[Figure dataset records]

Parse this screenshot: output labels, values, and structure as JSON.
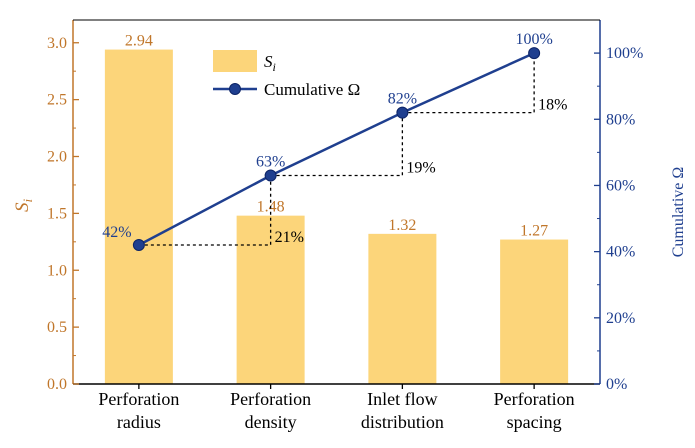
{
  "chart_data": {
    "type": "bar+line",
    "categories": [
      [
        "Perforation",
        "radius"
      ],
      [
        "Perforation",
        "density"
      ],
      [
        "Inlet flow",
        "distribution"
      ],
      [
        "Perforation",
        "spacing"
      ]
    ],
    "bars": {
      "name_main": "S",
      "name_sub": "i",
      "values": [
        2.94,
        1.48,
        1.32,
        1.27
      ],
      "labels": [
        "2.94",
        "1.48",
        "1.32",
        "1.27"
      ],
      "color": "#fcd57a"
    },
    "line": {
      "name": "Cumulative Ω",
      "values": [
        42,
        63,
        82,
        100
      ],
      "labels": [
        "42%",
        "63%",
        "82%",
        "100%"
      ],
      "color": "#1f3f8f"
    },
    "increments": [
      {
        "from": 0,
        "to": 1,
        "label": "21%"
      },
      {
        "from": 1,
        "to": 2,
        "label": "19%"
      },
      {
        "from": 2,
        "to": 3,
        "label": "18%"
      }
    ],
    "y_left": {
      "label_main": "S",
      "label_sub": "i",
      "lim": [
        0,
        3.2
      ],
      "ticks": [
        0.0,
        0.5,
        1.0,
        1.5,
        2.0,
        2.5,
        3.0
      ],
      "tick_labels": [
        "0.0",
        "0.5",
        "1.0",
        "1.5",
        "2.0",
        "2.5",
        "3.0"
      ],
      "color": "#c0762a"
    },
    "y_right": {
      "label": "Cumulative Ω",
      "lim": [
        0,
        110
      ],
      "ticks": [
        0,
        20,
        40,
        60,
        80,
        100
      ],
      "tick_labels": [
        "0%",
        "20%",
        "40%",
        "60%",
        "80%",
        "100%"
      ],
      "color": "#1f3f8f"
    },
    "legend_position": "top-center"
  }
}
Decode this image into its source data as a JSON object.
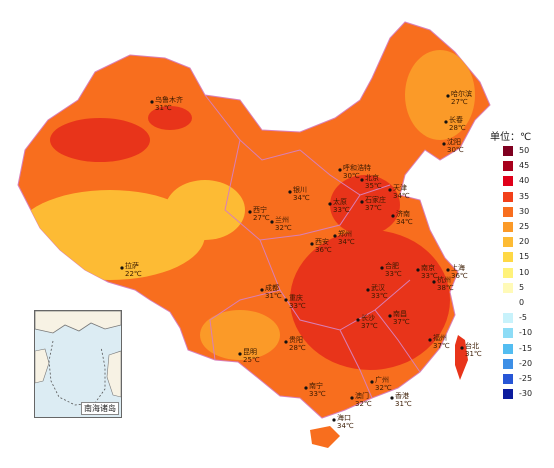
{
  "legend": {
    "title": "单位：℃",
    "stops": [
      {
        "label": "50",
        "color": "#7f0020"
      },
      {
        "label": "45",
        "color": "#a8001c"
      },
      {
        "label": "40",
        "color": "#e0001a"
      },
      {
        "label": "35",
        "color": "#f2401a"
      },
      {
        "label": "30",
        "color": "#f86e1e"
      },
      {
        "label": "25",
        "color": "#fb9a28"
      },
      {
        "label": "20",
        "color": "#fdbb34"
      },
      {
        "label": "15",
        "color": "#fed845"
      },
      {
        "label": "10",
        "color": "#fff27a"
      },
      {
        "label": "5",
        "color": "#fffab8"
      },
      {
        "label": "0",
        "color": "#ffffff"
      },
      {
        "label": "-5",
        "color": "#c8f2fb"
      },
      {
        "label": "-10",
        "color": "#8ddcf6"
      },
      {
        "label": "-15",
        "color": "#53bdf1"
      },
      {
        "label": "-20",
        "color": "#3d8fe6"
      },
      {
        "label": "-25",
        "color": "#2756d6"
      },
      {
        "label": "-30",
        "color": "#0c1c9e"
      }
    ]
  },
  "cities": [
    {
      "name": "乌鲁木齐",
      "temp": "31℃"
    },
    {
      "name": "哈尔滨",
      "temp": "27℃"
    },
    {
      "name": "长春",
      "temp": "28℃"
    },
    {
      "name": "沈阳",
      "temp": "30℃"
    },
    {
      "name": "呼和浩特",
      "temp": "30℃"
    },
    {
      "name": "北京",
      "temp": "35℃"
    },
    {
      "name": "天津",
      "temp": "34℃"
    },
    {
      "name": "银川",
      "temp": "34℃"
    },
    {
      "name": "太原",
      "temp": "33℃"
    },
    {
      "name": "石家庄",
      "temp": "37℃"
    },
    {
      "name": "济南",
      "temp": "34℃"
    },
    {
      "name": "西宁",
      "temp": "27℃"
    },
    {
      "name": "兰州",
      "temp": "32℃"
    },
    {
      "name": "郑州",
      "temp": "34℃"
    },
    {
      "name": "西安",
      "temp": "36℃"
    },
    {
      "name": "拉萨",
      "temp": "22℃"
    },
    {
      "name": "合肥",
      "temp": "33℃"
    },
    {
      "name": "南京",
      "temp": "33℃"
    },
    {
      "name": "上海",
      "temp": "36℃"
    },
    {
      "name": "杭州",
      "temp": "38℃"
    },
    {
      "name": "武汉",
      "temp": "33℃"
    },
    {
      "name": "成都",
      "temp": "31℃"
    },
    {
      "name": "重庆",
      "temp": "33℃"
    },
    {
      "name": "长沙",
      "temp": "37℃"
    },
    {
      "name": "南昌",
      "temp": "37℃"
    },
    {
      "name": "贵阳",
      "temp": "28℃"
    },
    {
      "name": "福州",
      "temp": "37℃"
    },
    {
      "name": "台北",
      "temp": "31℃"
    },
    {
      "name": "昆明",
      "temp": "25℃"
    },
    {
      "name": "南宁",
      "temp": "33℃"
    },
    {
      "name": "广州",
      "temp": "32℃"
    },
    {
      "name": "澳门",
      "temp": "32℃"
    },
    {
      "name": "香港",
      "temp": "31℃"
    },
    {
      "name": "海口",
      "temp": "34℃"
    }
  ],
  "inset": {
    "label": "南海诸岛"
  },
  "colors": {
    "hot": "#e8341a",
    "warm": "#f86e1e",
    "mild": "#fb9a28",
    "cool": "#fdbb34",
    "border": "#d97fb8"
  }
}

> [Goal]: Output the entries above exactly. Drop the pictures.

> [Solution below]:
Parse this screenshot: output labels, values, and structure as JSON.
{
  "chart_data": {
    "type": "bar+line",
    "categories": [
      [
        "Perforation",
        "radius"
      ],
      [
        "Perforation",
        "density"
      ],
      [
        "Inlet flow",
        "distribution"
      ],
      [
        "Perforation",
        "spacing"
      ]
    ],
    "bars": {
      "name_main": "S",
      "name_sub": "i",
      "values": [
        2.94,
        1.48,
        1.32,
        1.27
      ],
      "labels": [
        "2.94",
        "1.48",
        "1.32",
        "1.27"
      ],
      "color": "#fcd57a"
    },
    "line": {
      "name": "Cumulative Ω",
      "values": [
        42,
        63,
        82,
        100
      ],
      "labels": [
        "42%",
        "63%",
        "82%",
        "100%"
      ],
      "color": "#1f3f8f"
    },
    "increments": [
      {
        "from": 0,
        "to": 1,
        "label": "21%"
      },
      {
        "from": 1,
        "to": 2,
        "label": "19%"
      },
      {
        "from": 2,
        "to": 3,
        "label": "18%"
      }
    ],
    "y_left": {
      "label_main": "S",
      "label_sub": "i",
      "lim": [
        0,
        3.2
      ],
      "ticks": [
        0.0,
        0.5,
        1.0,
        1.5,
        2.0,
        2.5,
        3.0
      ],
      "tick_labels": [
        "0.0",
        "0.5",
        "1.0",
        "1.5",
        "2.0",
        "2.5",
        "3.0"
      ],
      "color": "#c0762a"
    },
    "y_right": {
      "label": "Cumulative Ω",
      "lim": [
        0,
        110
      ],
      "ticks": [
        0,
        20,
        40,
        60,
        80,
        100
      ],
      "tick_labels": [
        "0%",
        "20%",
        "40%",
        "60%",
        "80%",
        "100%"
      ],
      "color": "#1f3f8f"
    },
    "legend_position": "top-center"
  }
}
Decode this image into its source data as a JSON object.
{
  "legend": {
    "title": "单位：℃",
    "stops": [
      {
        "label": "50",
        "color": "#7f0020"
      },
      {
        "label": "45",
        "color": "#a8001c"
      },
      {
        "label": "40",
        "color": "#e0001a"
      },
      {
        "label": "35",
        "color": "#f2401a"
      },
      {
        "label": "30",
        "color": "#f86e1e"
      },
      {
        "label": "25",
        "color": "#fb9a28"
      },
      {
        "label": "20",
        "color": "#fdbb34"
      },
      {
        "label": "15",
        "color": "#fed845"
      },
      {
        "label": "10",
        "color": "#fff27a"
      },
      {
        "label": "5",
        "color": "#fffab8"
      },
      {
        "label": "0",
        "color": "#ffffff"
      },
      {
        "label": "-5",
        "color": "#c8f2fb"
      },
      {
        "label": "-10",
        "color": "#8ddcf6"
      },
      {
        "label": "-15",
        "color": "#53bdf1"
      },
      {
        "label": "-20",
        "color": "#3d8fe6"
      },
      {
        "label": "-25",
        "color": "#2756d6"
      },
      {
        "label": "-30",
        "color": "#0c1c9e"
      }
    ]
  },
  "cities": [
    {
      "name": "乌鲁木齐",
      "temp": "31℃"
    },
    {
      "name": "哈尔滨",
      "temp": "27℃"
    },
    {
      "name": "长春",
      "temp": "28℃"
    },
    {
      "name": "沈阳",
      "temp": "30℃"
    },
    {
      "name": "呼和浩特",
      "temp": "30℃"
    },
    {
      "name": "北京",
      "temp": "35℃"
    },
    {
      "name": "天津",
      "temp": "34℃"
    },
    {
      "name": "银川",
      "temp": "34℃"
    },
    {
      "name": "太原",
      "temp": "33℃"
    },
    {
      "name": "石家庄",
      "temp": "37℃"
    },
    {
      "name": "济南",
      "temp": "34℃"
    },
    {
      "name": "西宁",
      "temp": "27℃"
    },
    {
      "name": "兰州",
      "temp": "32℃"
    },
    {
      "name": "郑州",
      "temp": "34℃"
    },
    {
      "name": "西安",
      "temp": "36℃"
    },
    {
      "name": "拉萨",
      "temp": "22℃"
    },
    {
      "name": "合肥",
      "temp": "33℃"
    },
    {
      "name": "南京",
      "temp": "33℃"
    },
    {
      "name": "上海",
      "temp": "36℃"
    },
    {
      "name": "杭州",
      "temp": "38℃"
    },
    {
      "name": "武汉",
      "temp": "33℃"
    },
    {
      "name": "成都",
      "temp": "31℃"
    },
    {
      "name": "重庆",
      "temp": "33℃"
    },
    {
      "name": "长沙",
      "temp": "37℃"
    },
    {
      "name": "南昌",
      "temp": "37℃"
    },
    {
      "name": "贵阳",
      "temp": "28℃"
    },
    {
      "name": "福州",
      "temp": "37℃"
    },
    {
      "name": "台北",
      "temp": "31℃"
    },
    {
      "name": "昆明",
      "temp": "25℃"
    },
    {
      "name": "南宁",
      "temp": "33℃"
    },
    {
      "name": "广州",
      "temp": "32℃"
    },
    {
      "name": "澳门",
      "temp": "32℃"
    },
    {
      "name": "香港",
      "temp": "31℃"
    },
    {
      "name": "海口",
      "temp": "34℃"
    }
  ],
  "inset": {
    "label": "南海诸岛"
  },
  "colors": {
    "hot": "#e8341a",
    "warm": "#f86e1e",
    "mild": "#fb9a28",
    "cool": "#fdbb34",
    "border": "#d97fb8"
  }
}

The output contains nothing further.